begin

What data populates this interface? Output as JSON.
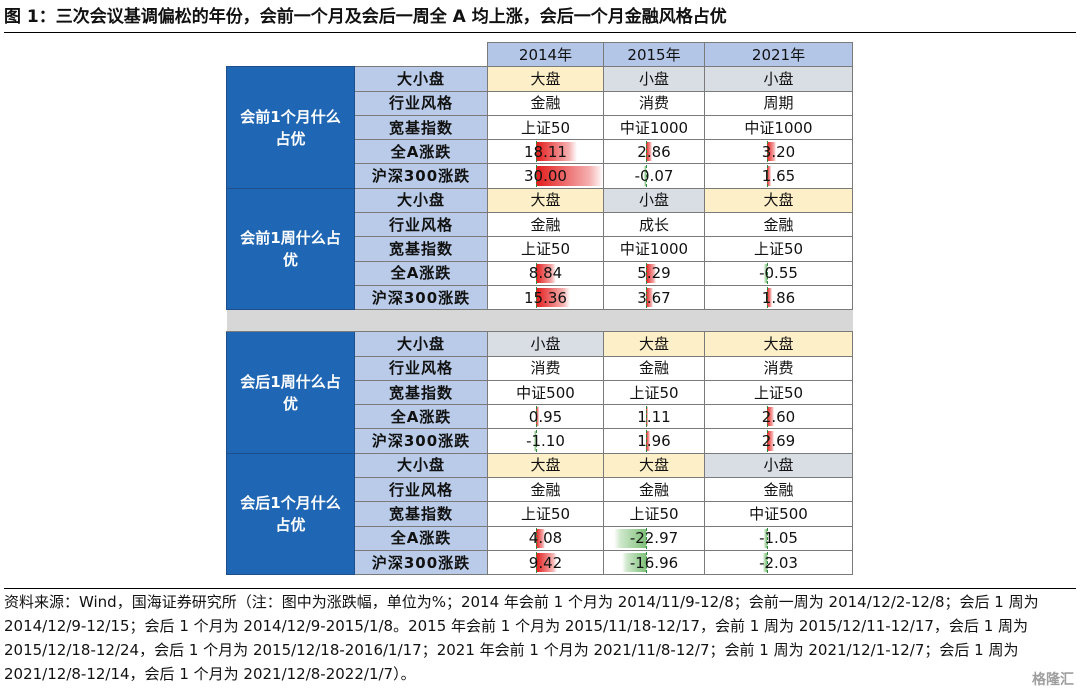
{
  "title": "图 1：三次会议基调偏松的年份，会前一个月及会后一周全 A 均上涨，会后一个月金融风格占优",
  "years": [
    "2014年",
    "2015年",
    "2021年"
  ],
  "groups": [
    {
      "label": "会前1个月什么占优",
      "rows": [
        {
          "label": "大小盘",
          "kind": "size",
          "cells": [
            {
              "text": "大盘",
              "style": "big"
            },
            {
              "text": "小盘",
              "style": "small"
            },
            {
              "text": "小盘",
              "style": "small"
            }
          ]
        },
        {
          "label": "行业风格",
          "kind": "text",
          "cells": [
            {
              "text": "金融"
            },
            {
              "text": "消费"
            },
            {
              "text": "周期"
            }
          ]
        },
        {
          "label": "宽基指数",
          "kind": "text",
          "cells": [
            {
              "text": "上证50"
            },
            {
              "text": "中证1000"
            },
            {
              "text": "中证1000"
            }
          ]
        },
        {
          "label": "全A涨跌",
          "kind": "num",
          "cells": [
            {
              "text": "18.11",
              "value": 18.11
            },
            {
              "text": "2.86",
              "value": 2.86
            },
            {
              "text": "3.20",
              "value": 3.2
            }
          ]
        },
        {
          "label": "沪深300涨跌",
          "kind": "num",
          "cells": [
            {
              "text": "30.00",
              "value": 30.0
            },
            {
              "text": "-0.07",
              "value": -0.07
            },
            {
              "text": "1.65",
              "value": 1.65
            }
          ]
        }
      ]
    },
    {
      "label": "会前1周什么占优",
      "rows": [
        {
          "label": "大小盘",
          "kind": "size",
          "cells": [
            {
              "text": "大盘",
              "style": "big"
            },
            {
              "text": "小盘",
              "style": "small"
            },
            {
              "text": "大盘",
              "style": "big"
            }
          ]
        },
        {
          "label": "行业风格",
          "kind": "text",
          "cells": [
            {
              "text": "金融"
            },
            {
              "text": "成长"
            },
            {
              "text": "金融"
            }
          ]
        },
        {
          "label": "宽基指数",
          "kind": "text",
          "cells": [
            {
              "text": "上证50"
            },
            {
              "text": "中证1000"
            },
            {
              "text": "上证50"
            }
          ]
        },
        {
          "label": "全A涨跌",
          "kind": "num",
          "cells": [
            {
              "text": "8.84",
              "value": 8.84
            },
            {
              "text": "5.29",
              "value": 5.29
            },
            {
              "text": "-0.55",
              "value": -0.55
            }
          ]
        },
        {
          "label": "沪深300涨跌",
          "kind": "num",
          "cells": [
            {
              "text": "15.36",
              "value": 15.36
            },
            {
              "text": "3.67",
              "value": 3.67
            },
            {
              "text": "1.86",
              "value": 1.86
            }
          ]
        }
      ]
    },
    {
      "label": "会后1周什么占优",
      "rows": [
        {
          "label": "大小盘",
          "kind": "size",
          "cells": [
            {
              "text": "小盘",
              "style": "small"
            },
            {
              "text": "大盘",
              "style": "big"
            },
            {
              "text": "大盘",
              "style": "big"
            }
          ]
        },
        {
          "label": "行业风格",
          "kind": "text",
          "cells": [
            {
              "text": "消费"
            },
            {
              "text": "金融"
            },
            {
              "text": "消费"
            }
          ]
        },
        {
          "label": "宽基指数",
          "kind": "text",
          "cells": [
            {
              "text": "中证500"
            },
            {
              "text": "上证50"
            },
            {
              "text": "上证50"
            }
          ]
        },
        {
          "label": "全A涨跌",
          "kind": "num",
          "cells": [
            {
              "text": "0.95",
              "value": 0.95
            },
            {
              "text": "1.11",
              "value": 1.11
            },
            {
              "text": "2.60",
              "value": 2.6
            }
          ]
        },
        {
          "label": "沪深300涨跌",
          "kind": "num",
          "cells": [
            {
              "text": "-1.10",
              "value": -1.1
            },
            {
              "text": "1.96",
              "value": 1.96
            },
            {
              "text": "2.69",
              "value": 2.69
            }
          ]
        }
      ]
    },
    {
      "label": "会后1个月什么占优",
      "rows": [
        {
          "label": "大小盘",
          "kind": "size",
          "cells": [
            {
              "text": "大盘",
              "style": "big"
            },
            {
              "text": "大盘",
              "style": "big"
            },
            {
              "text": "小盘",
              "style": "small"
            }
          ]
        },
        {
          "label": "行业风格",
          "kind": "text",
          "cells": [
            {
              "text": "金融"
            },
            {
              "text": "金融"
            },
            {
              "text": "金融"
            }
          ]
        },
        {
          "label": "宽基指数",
          "kind": "text",
          "cells": [
            {
              "text": "上证50"
            },
            {
              "text": "上证50"
            },
            {
              "text": "中证500"
            }
          ]
        },
        {
          "label": "全A涨跌",
          "kind": "num",
          "cells": [
            {
              "text": "4.08",
              "value": 4.08
            },
            {
              "text": "-22.97",
              "value": -22.97
            },
            {
              "text": "-1.05",
              "value": -1.05
            }
          ]
        },
        {
          "label": "沪深300涨跌",
          "kind": "num",
          "cells": [
            {
              "text": "9.42",
              "value": 9.42
            },
            {
              "text": "-16.96",
              "value": -16.96
            },
            {
              "text": "-2.03",
              "value": -2.03
            }
          ]
        }
      ]
    }
  ],
  "colors": {
    "positive": "#e31b1b",
    "negative": "#7fc07a",
    "big": "#fdf0c8",
    "small": "#d9dde4",
    "group": "#1f66b4",
    "label": "#b9cbe8",
    "year": "#b3c6e7"
  },
  "source": "资料来源：Wind，国海证券研究所（注：图中为涨跌幅，单位为%；2014 年会前 1 个月为 2014/11/9-12/8；会前一周为 2014/12/2-12/8；会后 1 周为 2014/12/9-12/15；会后 1 个月为 2014/12/9-2015/1/8。2015 年会前 1 个月为 2015/11/18-12/17，会前 1 周为 2015/12/11-12/17，会后 1 周为 2015/12/18-12/24，会后 1 个月为 2015/12/18-2016/1/17；2021 年会前 1 个月为 2021/11/8-12/7；会前 1 周为 2021/12/1-12/7；会后 1 周为 2021/12/8-12/14，会后 1 个月为 2021/12/8-2022/1/7）。",
  "watermark": "格隆汇"
}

end

SHORT TASK:
Extract the entries in full, exactly as they are, minus the pictures.

SOLUTION FOR THIS TASK:
What data populates this interface? Output as JSON.
{
  "title": "图 1：三次会议基调偏松的年份，会前一个月及会后一周全 A 均上涨，会后一个月金融风格占优",
  "years": [
    "2014年",
    "2015年",
    "2021年"
  ],
  "groups": [
    {
      "label": "会前1个月什么占优",
      "rows": [
        {
          "label": "大小盘",
          "kind": "size",
          "cells": [
            {
              "text": "大盘",
              "style": "big"
            },
            {
              "text": "小盘",
              "style": "small"
            },
            {
              "text": "小盘",
              "style": "small"
            }
          ]
        },
        {
          "label": "行业风格",
          "kind": "text",
          "cells": [
            {
              "text": "金融"
            },
            {
              "text": "消费"
            },
            {
              "text": "周期"
            }
          ]
        },
        {
          "label": "宽基指数",
          "kind": "text",
          "cells": [
            {
              "text": "上证50"
            },
            {
              "text": "中证1000"
            },
            {
              "text": "中证1000"
            }
          ]
        },
        {
          "label": "全A涨跌",
          "kind": "num",
          "cells": [
            {
              "text": "18.11",
              "value": 18.11
            },
            {
              "text": "2.86",
              "value": 2.86
            },
            {
              "text": "3.20",
              "value": 3.2
            }
          ]
        },
        {
          "label": "沪深300涨跌",
          "kind": "num",
          "cells": [
            {
              "text": "30.00",
              "value": 30.0
            },
            {
              "text": "-0.07",
              "value": -0.07
            },
            {
              "text": "1.65",
              "value": 1.65
            }
          ]
        }
      ]
    },
    {
      "label": "会前1周什么占优",
      "rows": [
        {
          "label": "大小盘",
          "kind": "size",
          "cells": [
            {
              "text": "大盘",
              "style": "big"
            },
            {
              "text": "小盘",
              "style": "small"
            },
            {
              "text": "大盘",
              "style": "big"
            }
          ]
        },
        {
          "label": "行业风格",
          "kind": "text",
          "cells": [
            {
              "text": "金融"
            },
            {
              "text": "成长"
            },
            {
              "text": "金融"
            }
          ]
        },
        {
          "label": "宽基指数",
          "kind": "text",
          "cells": [
            {
              "text": "上证50"
            },
            {
              "text": "中证1000"
            },
            {
              "text": "上证50"
            }
          ]
        },
        {
          "label": "全A涨跌",
          "kind": "num",
          "cells": [
            {
              "text": "8.84",
              "value": 8.84
            },
            {
              "text": "5.29",
              "value": 5.29
            },
            {
              "text": "-0.55",
              "value": -0.55
            }
          ]
        },
        {
          "label": "沪深300涨跌",
          "kind": "num",
          "cells": [
            {
              "text": "15.36",
              "value": 15.36
            },
            {
              "text": "3.67",
              "value": 3.67
            },
            {
              "text": "1.86",
              "value": 1.86
            }
          ]
        }
      ]
    },
    {
      "label": "会后1周什么占优",
      "rows": [
        {
          "label": "大小盘",
          "kind": "size",
          "cells": [
            {
              "text": "小盘",
              "style": "small"
            },
            {
              "text": "大盘",
              "style": "big"
            },
            {
              "text": "大盘",
              "style": "big"
            }
          ]
        },
        {
          "label": "行业风格",
          "kind": "text",
          "cells": [
            {
              "text": "消费"
            },
            {
              "text": "金融"
            },
            {
              "text": "消费"
            }
          ]
        },
        {
          "label": "宽基指数",
          "kind": "text",
          "cells": [
            {
              "text": "中证500"
            },
            {
              "text": "上证50"
            },
            {
              "text": "上证50"
            }
          ]
        },
        {
          "label": "全A涨跌",
          "kind": "num",
          "cells": [
            {
              "text": "0.95",
              "value": 0.95
            },
            {
              "text": "1.11",
              "value": 1.11
            },
            {
              "text": "2.60",
              "value": 2.6
            }
          ]
        },
        {
          "label": "沪深300涨跌",
          "kind": "num",
          "cells": [
            {
              "text": "-1.10",
              "value": -1.1
            },
            {
              "text": "1.96",
              "value": 1.96
            },
            {
              "text": "2.69",
              "value": 2.69
            }
          ]
        }
      ]
    },
    {
      "label": "会后1个月什么占优",
      "rows": [
        {
          "label": "大小盘",
          "kind": "size",
          "cells": [
            {
              "text": "大盘",
              "style": "big"
            },
            {
              "text": "大盘",
              "style": "big"
            },
            {
              "text": "小盘",
              "style": "small"
            }
          ]
        },
        {
          "label": "行业风格",
          "kind": "text",
          "cells": [
            {
              "text": "金融"
            },
            {
              "text": "金融"
            },
            {
              "text": "金融"
            }
          ]
        },
        {
          "label": "宽基指数",
          "kind": "text",
          "cells": [
            {
              "text": "上证50"
            },
            {
              "text": "上证50"
            },
            {
              "text": "中证500"
            }
          ]
        },
        {
          "label": "全A涨跌",
          "kind": "num",
          "cells": [
            {
              "text": "4.08",
              "value": 4.08
            },
            {
              "text": "-22.97",
              "value": -22.97
            },
            {
              "text": "-1.05",
              "value": -1.05
            }
          ]
        },
        {
          "label": "沪深300涨跌",
          "kind": "num",
          "cells": [
            {
              "text": "9.42",
              "value": 9.42
            },
            {
              "text": "-16.96",
              "value": -16.96
            },
            {
              "text": "-2.03",
              "value": -2.03
            }
          ]
        }
      ]
    }
  ],
  "colors": {
    "positive": "#e31b1b",
    "negative": "#7fc07a",
    "big": "#fdf0c8",
    "small": "#d9dde4",
    "group": "#1f66b4",
    "label": "#b9cbe8",
    "year": "#b3c6e7"
  },
  "source": "资料来源：Wind，国海证券研究所（注：图中为涨跌幅，单位为%；2014 年会前 1 个月为 2014/11/9-12/8；会前一周为 2014/12/2-12/8；会后 1 周为 2014/12/9-12/15；会后 1 个月为 2014/12/9-2015/1/8。2015 年会前 1 个月为 2015/11/18-12/17，会前 1 周为 2015/12/11-12/17，会后 1 周为 2015/12/18-12/24，会后 1 个月为 2015/12/18-2016/1/17；2021 年会前 1 个月为 2021/11/8-12/7；会前 1 周为 2021/12/1-12/7；会后 1 周为 2021/12/8-12/14，会后 1 个月为 2021/12/8-2022/1/7）。",
  "watermark": "格隆汇"
}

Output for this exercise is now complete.